Retype the records below line for line, leaving out the pictures.

## begin RECORDS PROVIDED

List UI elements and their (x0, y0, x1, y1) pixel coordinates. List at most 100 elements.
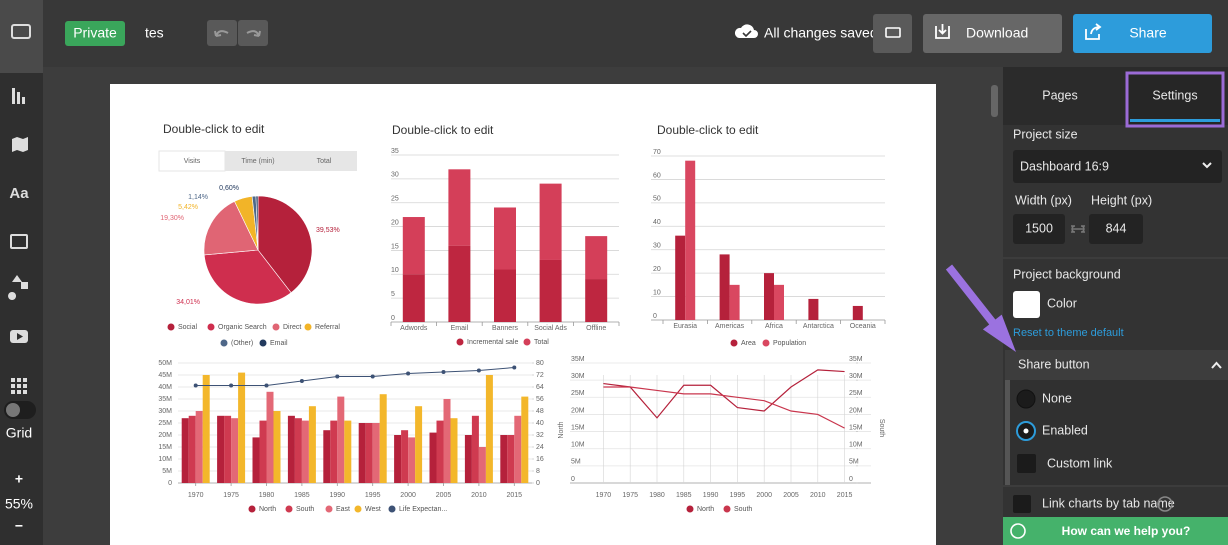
scrollbar[interactable] (991, 85, 998, 117)
line-point (406, 371, 411, 376)
size-dropdown[interactable] (1013, 150, 1222, 183)
chart-icon[interactable] (12, 88, 15, 104)
bar-segment (585, 236, 608, 280)
zoom-in[interactable]: + (15, 471, 23, 487)
share-button[interactable] (1073, 14, 1212, 53)
help-icon[interactable] (1157, 496, 1173, 512)
chart-title: Double-click to edit (392, 123, 494, 137)
map-icon[interactable] (12, 137, 28, 152)
bar (719, 254, 730, 320)
grid-dot (11, 390, 15, 394)
x-tick-label: Africa (765, 323, 783, 330)
bar (358, 423, 366, 483)
bar (259, 420, 267, 483)
width-input[interactable] (1013, 214, 1065, 244)
height-input[interactable] (1089, 214, 1143, 244)
video-play (17, 333, 23, 340)
legend-label: South (296, 506, 314, 513)
x-tick-label: 1995 (365, 492, 381, 499)
legend-label: Incremental sale (467, 339, 518, 346)
bar-segment (448, 169, 471, 246)
y-tick-label: 10M (158, 456, 172, 463)
y2-tick-label: 0 (849, 476, 853, 483)
checkbox[interactable] (1017, 454, 1036, 473)
y-tick-label: 25M (158, 420, 172, 427)
annotation-arrow (945, 264, 1016, 352)
text-icon[interactable]: Aa (9, 185, 29, 202)
active-tab (158, 150, 226, 172)
slice-label: 39,53% (316, 227, 340, 234)
bar (471, 415, 479, 483)
share-section-header[interactable] (1005, 350, 1228, 380)
bar (808, 298, 819, 320)
bar-segment (494, 269, 516, 322)
tab[interactable]: Pages (1042, 88, 1077, 102)
help-bar[interactable] (1003, 517, 1228, 545)
y-tick-label: 40 (653, 219, 661, 226)
sidebar-home[interactable] (0, 0, 43, 73)
y2-tick-label: 35M (849, 356, 863, 363)
color-swatch[interactable] (1013, 291, 1040, 318)
legend-label: Email (270, 340, 288, 347)
radio[interactable] (1016, 389, 1036, 409)
y-tick-label: 20 (653, 266, 661, 273)
shapes-icon[interactable] (8, 275, 29, 300)
width-value: 1500 (1025, 221, 1053, 235)
color-label: Color (1047, 296, 1077, 310)
bar (429, 432, 437, 483)
bar (224, 415, 232, 483)
bar (308, 406, 316, 483)
chart-tab[interactable]: Time (min) (241, 158, 274, 165)
toggle-knob (6, 403, 20, 417)
undo-button[interactable] (207, 20, 237, 46)
legend-label: South (734, 506, 752, 513)
bar (217, 415, 225, 483)
y-tick-label: 5M (162, 468, 172, 475)
bar (273, 411, 281, 483)
x-tick-label: 2005 (436, 492, 452, 499)
chart-tab[interactable]: Total (317, 158, 332, 165)
bar-segment (539, 183, 562, 260)
x-tick-label: 2015 (507, 492, 523, 499)
legend-marker (207, 323, 215, 331)
privacy-label: Private (73, 25, 117, 41)
legend-marker (248, 505, 256, 513)
legend-marker (456, 338, 464, 346)
legend-label: Social (178, 324, 198, 331)
preview-button[interactable] (873, 14, 912, 53)
zoom-out[interactable]: − (15, 518, 23, 534)
option-label: None (1042, 391, 1072, 405)
redo-button[interactable] (238, 20, 268, 46)
image-icon[interactable] (10, 234, 28, 249)
privacy-button[interactable] (65, 21, 125, 46)
y-tick-label: 70 (653, 149, 661, 156)
bar (478, 447, 486, 483)
bar (231, 418, 239, 483)
link-icon[interactable] (1071, 225, 1085, 233)
reset-link[interactable]: Reset to theme default (1013, 327, 1124, 339)
active-tab[interactable] (1125, 71, 1225, 128)
chart-tab[interactable]: Visits (184, 158, 201, 165)
x-tick-label: 1970 (596, 492, 612, 499)
y2-tick-label: 24 (536, 444, 544, 451)
bar (774, 284, 784, 320)
slice-label: 1,14% (188, 194, 208, 201)
x-tick-label: 2005 (783, 492, 799, 499)
bar (436, 420, 444, 483)
y-tick-label: 0 (168, 480, 172, 487)
bar-segment (402, 274, 425, 322)
project-name[interactable]: tes (145, 25, 164, 41)
y-tick-label: 30 (391, 172, 399, 179)
checkbox[interactable] (1013, 495, 1031, 513)
grid-icon[interactable] (11, 378, 27, 394)
help-text: How can we help you? (1062, 524, 1191, 538)
download-button[interactable] (923, 14, 1062, 53)
grid-dot (23, 390, 27, 394)
pie-slice (203, 249, 292, 305)
grid-dot (17, 384, 21, 388)
sidebar-icons: Aa (8, 88, 29, 394)
home-icon (11, 24, 31, 39)
share-options (1010, 380, 1228, 485)
cloud-icon (734, 24, 758, 38)
grid-dot (23, 378, 27, 382)
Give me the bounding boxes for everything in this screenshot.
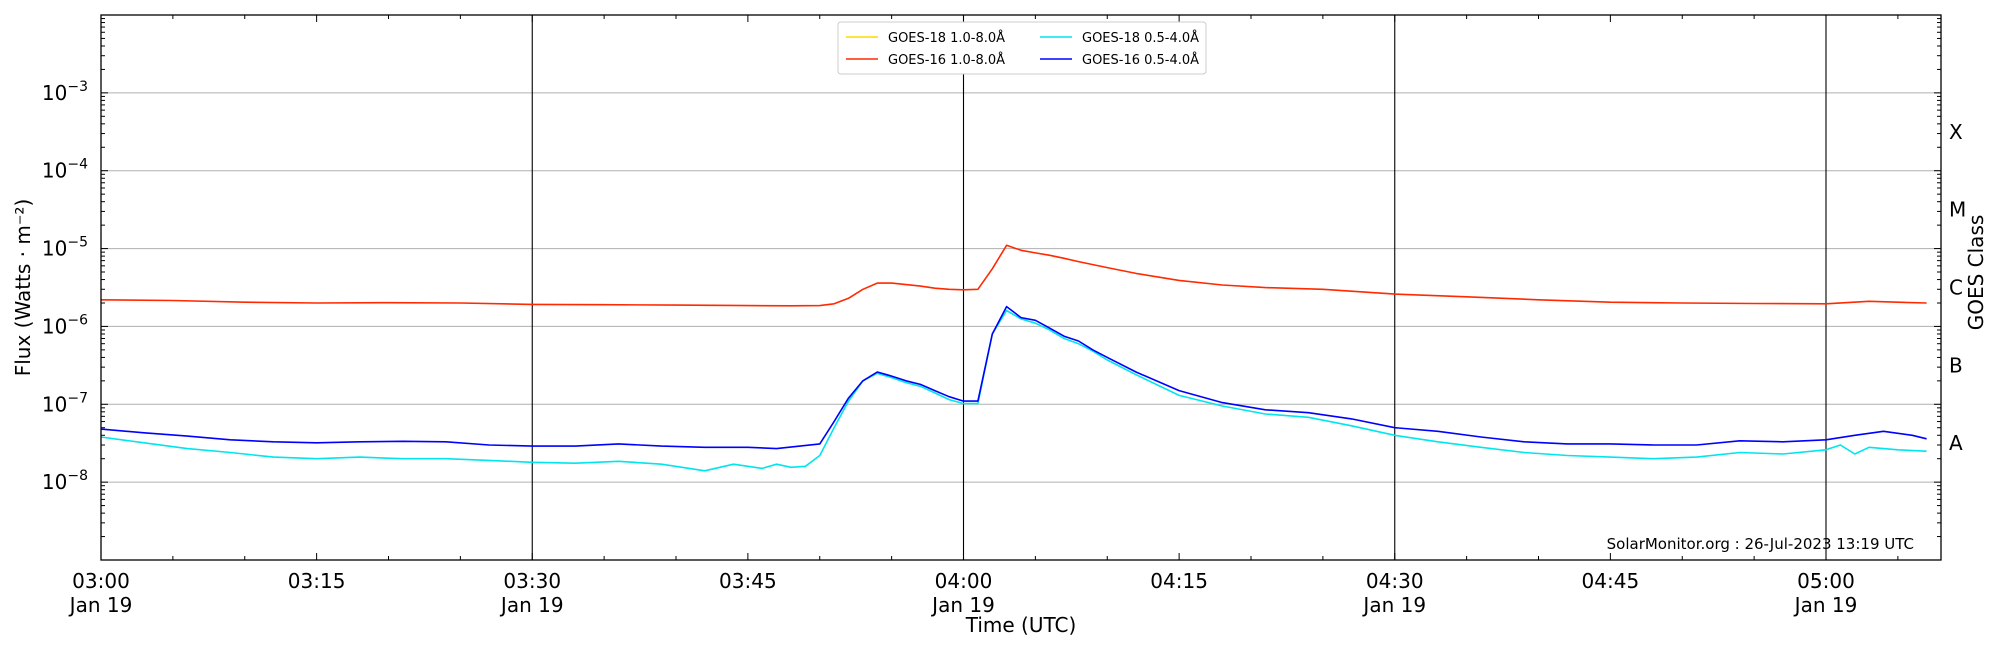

## end RECORDS PROVIDED

PROBLEM SOLUTION ::
List UI elements and their (x0, y0, x1, y1) pixel coordinates. List at most 100 elements.
scrollbar[interactable] (991, 85, 998, 117)
line-point (406, 371, 411, 376)
size-dropdown[interactable] (1013, 150, 1222, 183)
chart-icon[interactable] (12, 88, 15, 104)
bar-segment (585, 236, 608, 280)
zoom-in[interactable]: + (15, 471, 23, 487)
share-button[interactable] (1073, 14, 1212, 53)
help-icon[interactable] (1157, 496, 1173, 512)
chart-title: Double-click to edit (392, 123, 494, 137)
map-icon[interactable] (12, 137, 28, 152)
bar (719, 254, 730, 320)
grid-dot (11, 390, 15, 394)
x-tick-label: Africa (765, 323, 783, 330)
bar (358, 423, 366, 483)
bar (259, 420, 267, 483)
width-input[interactable] (1013, 214, 1065, 244)
height-input[interactable] (1089, 214, 1143, 244)
video-play (17, 333, 23, 340)
legend-label: South (296, 506, 314, 513)
x-tick-label: 1995 (365, 492, 381, 499)
legend-label: Incremental sale (467, 339, 518, 346)
bar-segment (448, 169, 471, 246)
y-tick-label: 10M (158, 456, 172, 463)
y2-tick-label: 0 (849, 476, 853, 483)
checkbox[interactable] (1017, 454, 1036, 473)
y-tick-label: 25M (158, 420, 172, 427)
annotation-arrow (945, 264, 1016, 352)
text-icon[interactable]: Aa (9, 185, 29, 202)
active-tab (158, 150, 226, 172)
slice-label: 39,53% (316, 227, 340, 234)
bar (471, 415, 479, 483)
share-section-header[interactable] (1005, 350, 1228, 380)
bar (808, 298, 819, 320)
bar-segment (494, 269, 516, 322)
tab[interactable]: Pages (1042, 88, 1077, 102)
help-bar[interactable] (1003, 517, 1228, 545)
y-tick-label: 40 (653, 219, 661, 226)
sidebar-home[interactable] (0, 0, 43, 73)
y2-tick-label: 35M (849, 356, 863, 363)
color-swatch[interactable] (1013, 291, 1040, 318)
legend-label: Email (270, 340, 288, 347)
radio[interactable] (1016, 389, 1036, 409)
y-tick-label: 20 (653, 266, 661, 273)
shapes-icon[interactable] (8, 275, 29, 300)
width-value: 1500 (1025, 221, 1053, 235)
color-label: Color (1047, 296, 1077, 310)
bar (429, 432, 437, 483)
bar (224, 415, 232, 483)
bar (308, 406, 316, 483)
chart-tab[interactable]: Time (min) (241, 158, 274, 165)
toggle-knob (6, 403, 20, 417)
undo-button[interactable] (207, 20, 237, 46)
legend-label: South (734, 506, 752, 513)
bar (217, 415, 225, 483)
y-tick-label: 5M (162, 468, 172, 475)
bar (273, 411, 281, 483)
x-tick-label: 2005 (436, 492, 452, 499)
chart-tab[interactable]: Total (317, 158, 332, 165)
bar-segment (539, 183, 562, 260)
x-tick-label: 2015 (507, 492, 523, 499)
legend-marker (207, 323, 215, 331)
privacy-label: Private (73, 25, 117, 41)
legend-marker (248, 505, 256, 513)
legend-marker (456, 338, 464, 346)
legend-label: Social (178, 324, 198, 331)
preview-button[interactable] (873, 14, 912, 53)
zoom-out[interactable]: − (15, 518, 23, 534)
option-label: None (1042, 391, 1072, 405)
redo-button[interactable] (238, 20, 268, 46)
image-icon[interactable] (10, 234, 28, 249)
privacy-button[interactable] (65, 21, 125, 46)
y-tick-label: 70 (653, 149, 661, 156)
bar (478, 447, 486, 483)
bar (231, 418, 239, 483)
link-icon[interactable] (1071, 225, 1085, 233)
reset-link[interactable]: Reset to theme default (1013, 327, 1124, 339)
active-tab[interactable] (1125, 71, 1225, 128)
chart-tab[interactable]: Visits (184, 158, 201, 165)
x-tick-label: 1970 (596, 492, 612, 499)
y2-tick-label: 24 (536, 444, 544, 451)
bar (774, 284, 784, 320)
slice-label: 1,14% (188, 194, 208, 201)
x-tick-label: 2005 (783, 492, 799, 499)
bar (436, 420, 444, 483)
y-tick-label: 0 (168, 480, 172, 487)
bar-segment (402, 274, 425, 322)
project-name[interactable]: tes (145, 25, 164, 41)
y-tick-label: 30 (391, 172, 399, 179)
checkbox[interactable] (1013, 495, 1031, 513)
grid-icon[interactable] (11, 378, 27, 394)
help-text: How can we help you? (1062, 524, 1191, 538)
download-button[interactable] (923, 14, 1062, 53)
grid-dot (23, 390, 27, 394)
pie-slice (203, 249, 292, 305)
grid-dot (17, 384, 21, 388)
sidebar-icons: Aa (8, 88, 29, 394)
home-icon (11, 24, 31, 39)
share-options (1010, 380, 1228, 485)
cloud-icon (734, 24, 758, 38)
grid-dot (23, 378, 27, 382)
Give me the bounding boxes for everything in this screenshot.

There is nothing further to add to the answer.